== Given records ==

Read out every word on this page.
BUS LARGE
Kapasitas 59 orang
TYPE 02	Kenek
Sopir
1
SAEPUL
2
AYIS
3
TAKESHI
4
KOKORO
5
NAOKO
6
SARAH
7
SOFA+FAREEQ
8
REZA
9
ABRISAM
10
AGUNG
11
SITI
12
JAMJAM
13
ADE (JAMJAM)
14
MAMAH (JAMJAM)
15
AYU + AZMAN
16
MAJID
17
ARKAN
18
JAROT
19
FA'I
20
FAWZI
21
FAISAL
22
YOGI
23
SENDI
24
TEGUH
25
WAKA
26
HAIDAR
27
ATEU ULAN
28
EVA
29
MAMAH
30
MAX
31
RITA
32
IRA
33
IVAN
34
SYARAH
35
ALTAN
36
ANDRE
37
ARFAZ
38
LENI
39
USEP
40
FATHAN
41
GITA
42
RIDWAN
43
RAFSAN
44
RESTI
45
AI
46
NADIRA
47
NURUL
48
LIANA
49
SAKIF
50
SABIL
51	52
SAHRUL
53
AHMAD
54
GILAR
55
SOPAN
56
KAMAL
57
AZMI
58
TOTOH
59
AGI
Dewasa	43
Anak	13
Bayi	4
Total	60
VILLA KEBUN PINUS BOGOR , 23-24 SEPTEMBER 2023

===
== Given records ==

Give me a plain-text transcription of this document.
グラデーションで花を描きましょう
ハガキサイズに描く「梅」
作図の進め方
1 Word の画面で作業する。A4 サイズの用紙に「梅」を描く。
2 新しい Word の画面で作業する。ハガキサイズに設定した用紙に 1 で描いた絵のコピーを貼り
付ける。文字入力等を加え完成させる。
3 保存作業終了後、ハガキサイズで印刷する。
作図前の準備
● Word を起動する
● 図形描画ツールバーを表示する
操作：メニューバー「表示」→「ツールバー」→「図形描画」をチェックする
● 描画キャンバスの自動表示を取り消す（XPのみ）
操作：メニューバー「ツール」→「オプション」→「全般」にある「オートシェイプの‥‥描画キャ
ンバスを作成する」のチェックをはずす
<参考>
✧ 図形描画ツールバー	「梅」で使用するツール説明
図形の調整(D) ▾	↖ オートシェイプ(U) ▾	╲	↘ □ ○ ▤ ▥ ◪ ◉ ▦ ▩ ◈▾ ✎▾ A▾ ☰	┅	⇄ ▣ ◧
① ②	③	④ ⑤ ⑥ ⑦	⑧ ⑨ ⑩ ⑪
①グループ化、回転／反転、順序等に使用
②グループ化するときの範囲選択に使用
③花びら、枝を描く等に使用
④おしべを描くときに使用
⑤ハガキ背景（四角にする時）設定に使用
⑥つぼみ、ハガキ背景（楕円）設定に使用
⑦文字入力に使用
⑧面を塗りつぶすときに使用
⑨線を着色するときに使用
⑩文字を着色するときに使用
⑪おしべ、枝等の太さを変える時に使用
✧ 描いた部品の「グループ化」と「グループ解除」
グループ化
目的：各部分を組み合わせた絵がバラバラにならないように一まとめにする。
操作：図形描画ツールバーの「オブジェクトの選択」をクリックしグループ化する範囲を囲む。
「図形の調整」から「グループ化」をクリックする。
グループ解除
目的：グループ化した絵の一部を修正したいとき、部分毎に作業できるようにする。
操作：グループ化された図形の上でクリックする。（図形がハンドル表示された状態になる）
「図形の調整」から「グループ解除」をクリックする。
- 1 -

===

- Task directions -
Every line that holds the word "設定に使用" should be extracted.

- Task result -
⑤ハガキ背景（四角にする時）設定に使用
⑥つぼみ、ハガキ背景（楕円）設定に使用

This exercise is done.